# WHAT THIS TASK INVOLVES:
Gather up the lines that contain "name".

# SUPPLIED RECORDS:

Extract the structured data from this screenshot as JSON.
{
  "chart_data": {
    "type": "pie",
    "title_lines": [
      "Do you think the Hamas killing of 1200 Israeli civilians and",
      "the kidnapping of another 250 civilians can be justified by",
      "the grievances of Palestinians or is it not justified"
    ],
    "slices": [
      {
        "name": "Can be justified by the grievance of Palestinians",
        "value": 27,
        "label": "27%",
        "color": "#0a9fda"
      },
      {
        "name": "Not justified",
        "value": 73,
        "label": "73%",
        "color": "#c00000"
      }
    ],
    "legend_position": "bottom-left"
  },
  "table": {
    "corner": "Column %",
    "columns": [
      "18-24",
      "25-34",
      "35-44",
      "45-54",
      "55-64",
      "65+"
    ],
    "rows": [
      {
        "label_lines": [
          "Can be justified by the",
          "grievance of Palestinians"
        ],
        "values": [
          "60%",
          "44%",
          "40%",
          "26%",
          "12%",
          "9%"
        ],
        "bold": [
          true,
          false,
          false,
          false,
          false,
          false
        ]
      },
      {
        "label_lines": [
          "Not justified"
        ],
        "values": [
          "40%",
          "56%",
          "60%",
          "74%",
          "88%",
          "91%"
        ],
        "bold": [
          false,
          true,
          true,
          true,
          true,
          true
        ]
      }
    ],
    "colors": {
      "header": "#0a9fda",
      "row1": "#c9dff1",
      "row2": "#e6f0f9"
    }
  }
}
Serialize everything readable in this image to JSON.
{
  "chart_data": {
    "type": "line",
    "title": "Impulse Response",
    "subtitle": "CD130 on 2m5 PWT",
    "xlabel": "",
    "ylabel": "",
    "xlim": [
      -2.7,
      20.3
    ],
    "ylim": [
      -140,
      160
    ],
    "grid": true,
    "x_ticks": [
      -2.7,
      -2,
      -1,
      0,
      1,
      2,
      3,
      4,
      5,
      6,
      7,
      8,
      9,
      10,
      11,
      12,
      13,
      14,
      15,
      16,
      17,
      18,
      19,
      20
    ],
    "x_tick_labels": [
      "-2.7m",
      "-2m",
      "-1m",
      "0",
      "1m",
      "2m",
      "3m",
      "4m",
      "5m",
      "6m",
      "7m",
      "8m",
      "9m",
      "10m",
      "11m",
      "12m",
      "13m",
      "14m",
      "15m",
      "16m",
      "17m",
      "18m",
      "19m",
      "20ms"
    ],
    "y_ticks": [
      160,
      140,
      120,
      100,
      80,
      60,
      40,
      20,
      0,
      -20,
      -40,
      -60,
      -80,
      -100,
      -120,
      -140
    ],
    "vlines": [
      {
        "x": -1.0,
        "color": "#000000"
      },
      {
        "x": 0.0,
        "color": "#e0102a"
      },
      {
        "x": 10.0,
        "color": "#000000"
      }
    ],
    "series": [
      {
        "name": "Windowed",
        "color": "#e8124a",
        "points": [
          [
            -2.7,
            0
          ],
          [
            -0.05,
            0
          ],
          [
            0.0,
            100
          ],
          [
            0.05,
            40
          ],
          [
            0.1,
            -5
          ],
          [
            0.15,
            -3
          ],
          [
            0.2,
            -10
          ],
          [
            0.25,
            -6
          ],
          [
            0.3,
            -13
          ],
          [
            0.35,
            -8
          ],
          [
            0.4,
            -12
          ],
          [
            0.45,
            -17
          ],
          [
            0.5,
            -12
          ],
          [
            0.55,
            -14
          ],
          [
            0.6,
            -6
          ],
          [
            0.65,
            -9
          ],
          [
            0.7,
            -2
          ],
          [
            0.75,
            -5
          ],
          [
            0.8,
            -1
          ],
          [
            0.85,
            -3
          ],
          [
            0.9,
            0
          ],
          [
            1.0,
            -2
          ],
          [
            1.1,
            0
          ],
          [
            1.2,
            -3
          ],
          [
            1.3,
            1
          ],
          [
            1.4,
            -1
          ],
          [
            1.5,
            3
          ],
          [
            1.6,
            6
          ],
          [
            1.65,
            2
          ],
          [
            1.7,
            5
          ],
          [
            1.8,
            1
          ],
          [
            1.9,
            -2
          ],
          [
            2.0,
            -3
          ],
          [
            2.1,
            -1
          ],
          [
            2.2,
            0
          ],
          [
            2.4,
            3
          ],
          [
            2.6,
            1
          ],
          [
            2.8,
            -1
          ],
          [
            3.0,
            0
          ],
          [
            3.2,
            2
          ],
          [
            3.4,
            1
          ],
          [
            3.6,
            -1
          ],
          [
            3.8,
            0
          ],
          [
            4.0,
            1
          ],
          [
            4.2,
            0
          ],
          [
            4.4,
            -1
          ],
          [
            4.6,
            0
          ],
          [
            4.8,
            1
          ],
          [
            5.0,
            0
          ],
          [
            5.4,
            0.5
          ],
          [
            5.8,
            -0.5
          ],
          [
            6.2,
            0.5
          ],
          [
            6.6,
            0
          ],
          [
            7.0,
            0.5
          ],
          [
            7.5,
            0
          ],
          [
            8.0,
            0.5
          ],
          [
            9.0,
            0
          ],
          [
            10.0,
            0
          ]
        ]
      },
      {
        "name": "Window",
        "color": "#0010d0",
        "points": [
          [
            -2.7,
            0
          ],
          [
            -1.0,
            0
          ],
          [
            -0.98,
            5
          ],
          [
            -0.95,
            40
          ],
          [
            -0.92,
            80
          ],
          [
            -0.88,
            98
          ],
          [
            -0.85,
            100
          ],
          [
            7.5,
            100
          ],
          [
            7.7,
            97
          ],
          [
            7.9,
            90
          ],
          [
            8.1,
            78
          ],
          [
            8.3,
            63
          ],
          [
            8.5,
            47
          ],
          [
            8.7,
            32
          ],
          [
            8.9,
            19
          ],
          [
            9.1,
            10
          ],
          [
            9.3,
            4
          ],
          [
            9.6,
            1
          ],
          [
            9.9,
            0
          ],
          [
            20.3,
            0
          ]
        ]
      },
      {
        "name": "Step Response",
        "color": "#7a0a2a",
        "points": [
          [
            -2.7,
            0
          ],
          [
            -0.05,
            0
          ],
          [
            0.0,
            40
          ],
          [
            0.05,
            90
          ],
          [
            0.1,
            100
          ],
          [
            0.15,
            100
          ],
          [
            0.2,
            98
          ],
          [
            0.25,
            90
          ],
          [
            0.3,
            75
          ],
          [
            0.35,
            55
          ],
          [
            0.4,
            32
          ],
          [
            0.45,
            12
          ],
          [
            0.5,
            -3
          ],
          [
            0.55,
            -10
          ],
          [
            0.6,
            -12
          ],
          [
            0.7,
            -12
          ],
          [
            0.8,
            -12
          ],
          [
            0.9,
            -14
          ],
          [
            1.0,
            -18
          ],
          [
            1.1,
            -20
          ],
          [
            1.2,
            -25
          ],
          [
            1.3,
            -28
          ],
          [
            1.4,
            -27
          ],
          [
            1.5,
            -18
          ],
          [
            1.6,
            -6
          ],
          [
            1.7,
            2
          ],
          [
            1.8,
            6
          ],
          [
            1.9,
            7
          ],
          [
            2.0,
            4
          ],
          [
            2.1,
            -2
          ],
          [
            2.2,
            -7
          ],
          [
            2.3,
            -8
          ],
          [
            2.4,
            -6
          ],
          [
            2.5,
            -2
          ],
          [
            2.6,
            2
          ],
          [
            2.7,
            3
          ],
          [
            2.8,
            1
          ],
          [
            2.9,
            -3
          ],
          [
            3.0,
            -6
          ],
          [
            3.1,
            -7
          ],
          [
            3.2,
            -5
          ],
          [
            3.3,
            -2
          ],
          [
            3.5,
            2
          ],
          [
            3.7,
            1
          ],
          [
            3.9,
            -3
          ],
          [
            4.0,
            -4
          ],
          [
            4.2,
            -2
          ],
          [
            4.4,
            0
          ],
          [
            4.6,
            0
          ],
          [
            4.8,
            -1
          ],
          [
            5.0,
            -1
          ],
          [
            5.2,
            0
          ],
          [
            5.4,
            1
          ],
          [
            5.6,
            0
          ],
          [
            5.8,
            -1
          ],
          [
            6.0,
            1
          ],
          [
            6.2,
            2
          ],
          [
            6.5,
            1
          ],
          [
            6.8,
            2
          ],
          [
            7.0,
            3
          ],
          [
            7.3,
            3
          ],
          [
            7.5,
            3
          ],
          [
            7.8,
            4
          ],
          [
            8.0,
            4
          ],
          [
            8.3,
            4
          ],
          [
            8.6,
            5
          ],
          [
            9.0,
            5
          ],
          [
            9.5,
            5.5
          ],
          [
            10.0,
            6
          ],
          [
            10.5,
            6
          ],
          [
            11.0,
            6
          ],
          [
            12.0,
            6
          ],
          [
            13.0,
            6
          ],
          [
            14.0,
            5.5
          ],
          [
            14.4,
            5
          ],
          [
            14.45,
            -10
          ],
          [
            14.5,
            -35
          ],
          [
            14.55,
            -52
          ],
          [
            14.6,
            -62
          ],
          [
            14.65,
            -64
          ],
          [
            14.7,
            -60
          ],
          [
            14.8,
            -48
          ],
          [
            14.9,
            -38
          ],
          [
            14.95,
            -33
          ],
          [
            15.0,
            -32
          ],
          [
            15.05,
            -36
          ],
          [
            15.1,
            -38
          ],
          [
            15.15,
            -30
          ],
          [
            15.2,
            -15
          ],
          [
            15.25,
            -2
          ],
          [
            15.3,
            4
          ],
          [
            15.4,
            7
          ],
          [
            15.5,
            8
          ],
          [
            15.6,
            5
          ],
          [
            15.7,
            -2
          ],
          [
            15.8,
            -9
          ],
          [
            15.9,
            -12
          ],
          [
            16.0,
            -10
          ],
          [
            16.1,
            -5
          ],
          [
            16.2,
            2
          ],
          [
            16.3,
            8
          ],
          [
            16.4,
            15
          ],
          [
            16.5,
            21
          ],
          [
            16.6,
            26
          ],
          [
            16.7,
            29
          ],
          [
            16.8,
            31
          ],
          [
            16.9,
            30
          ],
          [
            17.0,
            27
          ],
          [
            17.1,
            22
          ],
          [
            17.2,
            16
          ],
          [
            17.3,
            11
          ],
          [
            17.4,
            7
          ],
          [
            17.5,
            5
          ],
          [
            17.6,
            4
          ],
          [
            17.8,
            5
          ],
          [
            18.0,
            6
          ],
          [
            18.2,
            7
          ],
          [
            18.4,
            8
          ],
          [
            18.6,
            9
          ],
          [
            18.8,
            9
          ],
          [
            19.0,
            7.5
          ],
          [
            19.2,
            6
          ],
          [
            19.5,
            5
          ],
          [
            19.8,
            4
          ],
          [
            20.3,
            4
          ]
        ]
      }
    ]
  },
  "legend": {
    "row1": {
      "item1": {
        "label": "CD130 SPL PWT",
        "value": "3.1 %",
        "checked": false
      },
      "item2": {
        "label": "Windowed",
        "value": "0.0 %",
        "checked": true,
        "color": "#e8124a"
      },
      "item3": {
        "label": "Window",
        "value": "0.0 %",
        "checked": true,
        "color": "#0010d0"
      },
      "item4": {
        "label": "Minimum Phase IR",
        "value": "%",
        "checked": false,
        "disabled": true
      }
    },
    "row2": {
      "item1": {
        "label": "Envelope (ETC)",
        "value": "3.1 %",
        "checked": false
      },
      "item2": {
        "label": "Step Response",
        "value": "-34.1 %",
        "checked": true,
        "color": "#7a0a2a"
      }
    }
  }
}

# RESPONSE TO THIS EXERCISE:
        "name": "Can be justified by the grievance of Palestinians",
        "name": "Not justified",
        "name": "Windowed",
        "name": "Window",
        "name": "Step Response",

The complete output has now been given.